→ SOURCE MATERIAL
>> begin
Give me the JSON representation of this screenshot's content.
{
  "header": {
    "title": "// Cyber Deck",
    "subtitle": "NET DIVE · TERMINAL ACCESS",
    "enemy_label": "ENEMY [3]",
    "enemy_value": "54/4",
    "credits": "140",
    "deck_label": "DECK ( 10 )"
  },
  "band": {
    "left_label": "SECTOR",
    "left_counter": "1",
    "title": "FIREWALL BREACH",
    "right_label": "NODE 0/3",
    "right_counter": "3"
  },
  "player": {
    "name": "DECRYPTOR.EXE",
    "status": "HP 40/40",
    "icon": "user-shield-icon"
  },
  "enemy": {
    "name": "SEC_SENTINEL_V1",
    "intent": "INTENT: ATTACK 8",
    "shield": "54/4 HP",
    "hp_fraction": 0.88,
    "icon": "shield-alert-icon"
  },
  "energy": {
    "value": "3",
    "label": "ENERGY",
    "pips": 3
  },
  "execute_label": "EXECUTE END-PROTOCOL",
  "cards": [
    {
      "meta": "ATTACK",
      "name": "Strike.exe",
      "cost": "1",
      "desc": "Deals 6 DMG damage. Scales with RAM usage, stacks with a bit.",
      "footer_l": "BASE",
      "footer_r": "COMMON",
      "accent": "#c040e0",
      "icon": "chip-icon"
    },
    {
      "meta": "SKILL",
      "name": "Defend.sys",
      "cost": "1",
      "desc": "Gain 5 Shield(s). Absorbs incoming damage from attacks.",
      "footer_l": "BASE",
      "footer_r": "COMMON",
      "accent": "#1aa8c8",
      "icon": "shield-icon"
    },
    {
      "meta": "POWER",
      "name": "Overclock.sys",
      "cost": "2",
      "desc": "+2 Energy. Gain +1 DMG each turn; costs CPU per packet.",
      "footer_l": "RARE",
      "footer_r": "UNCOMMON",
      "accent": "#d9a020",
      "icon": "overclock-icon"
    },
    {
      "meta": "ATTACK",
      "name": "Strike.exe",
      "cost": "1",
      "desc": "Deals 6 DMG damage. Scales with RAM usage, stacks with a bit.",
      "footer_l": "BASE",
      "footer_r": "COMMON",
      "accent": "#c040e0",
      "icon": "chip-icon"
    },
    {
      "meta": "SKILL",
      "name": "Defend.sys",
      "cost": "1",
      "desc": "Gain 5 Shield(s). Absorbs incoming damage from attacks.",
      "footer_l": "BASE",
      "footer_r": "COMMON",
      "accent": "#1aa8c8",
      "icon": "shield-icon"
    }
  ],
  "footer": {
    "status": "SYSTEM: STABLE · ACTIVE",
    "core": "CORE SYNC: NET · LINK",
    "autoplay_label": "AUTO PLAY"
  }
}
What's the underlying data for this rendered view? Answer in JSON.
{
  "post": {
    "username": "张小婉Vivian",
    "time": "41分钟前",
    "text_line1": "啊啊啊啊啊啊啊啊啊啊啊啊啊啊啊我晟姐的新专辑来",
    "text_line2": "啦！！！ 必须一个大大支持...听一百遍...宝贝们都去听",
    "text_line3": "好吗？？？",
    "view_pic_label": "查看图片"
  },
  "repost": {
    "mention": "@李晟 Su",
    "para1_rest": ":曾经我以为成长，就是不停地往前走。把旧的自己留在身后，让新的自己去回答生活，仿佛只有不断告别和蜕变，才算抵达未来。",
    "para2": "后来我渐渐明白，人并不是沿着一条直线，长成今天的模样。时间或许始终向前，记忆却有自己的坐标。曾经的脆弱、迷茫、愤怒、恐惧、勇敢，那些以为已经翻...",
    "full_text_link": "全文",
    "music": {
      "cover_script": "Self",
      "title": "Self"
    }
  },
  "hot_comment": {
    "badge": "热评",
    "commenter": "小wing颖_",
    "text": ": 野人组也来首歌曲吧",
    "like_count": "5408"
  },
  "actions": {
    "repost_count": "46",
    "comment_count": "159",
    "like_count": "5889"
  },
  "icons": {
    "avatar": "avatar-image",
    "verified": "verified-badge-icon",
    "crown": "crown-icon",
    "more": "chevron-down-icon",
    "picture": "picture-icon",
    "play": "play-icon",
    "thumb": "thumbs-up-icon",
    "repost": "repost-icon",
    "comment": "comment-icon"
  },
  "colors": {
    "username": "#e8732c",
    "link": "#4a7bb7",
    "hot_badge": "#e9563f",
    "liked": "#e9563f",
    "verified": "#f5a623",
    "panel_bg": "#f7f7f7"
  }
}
>> end
>> begin
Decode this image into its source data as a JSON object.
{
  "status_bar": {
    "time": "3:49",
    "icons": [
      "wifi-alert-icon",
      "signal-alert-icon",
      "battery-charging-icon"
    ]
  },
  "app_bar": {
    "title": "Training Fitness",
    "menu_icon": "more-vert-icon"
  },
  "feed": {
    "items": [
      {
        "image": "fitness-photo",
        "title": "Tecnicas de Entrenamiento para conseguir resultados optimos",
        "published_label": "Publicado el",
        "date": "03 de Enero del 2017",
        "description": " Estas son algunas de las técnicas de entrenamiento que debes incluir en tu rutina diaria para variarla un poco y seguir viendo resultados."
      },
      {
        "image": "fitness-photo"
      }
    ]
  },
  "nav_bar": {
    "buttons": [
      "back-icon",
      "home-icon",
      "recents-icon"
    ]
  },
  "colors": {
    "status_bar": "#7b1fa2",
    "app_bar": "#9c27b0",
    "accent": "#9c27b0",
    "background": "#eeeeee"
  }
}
>> end
→ PROBLEM TO SOLVE
Which lines contain "data"? Copy each of them out.

→ WORKED SOLUTION
What's the underlying data for this rendered view? Answer in JSON.
Decode this image into its source data as a JSON object.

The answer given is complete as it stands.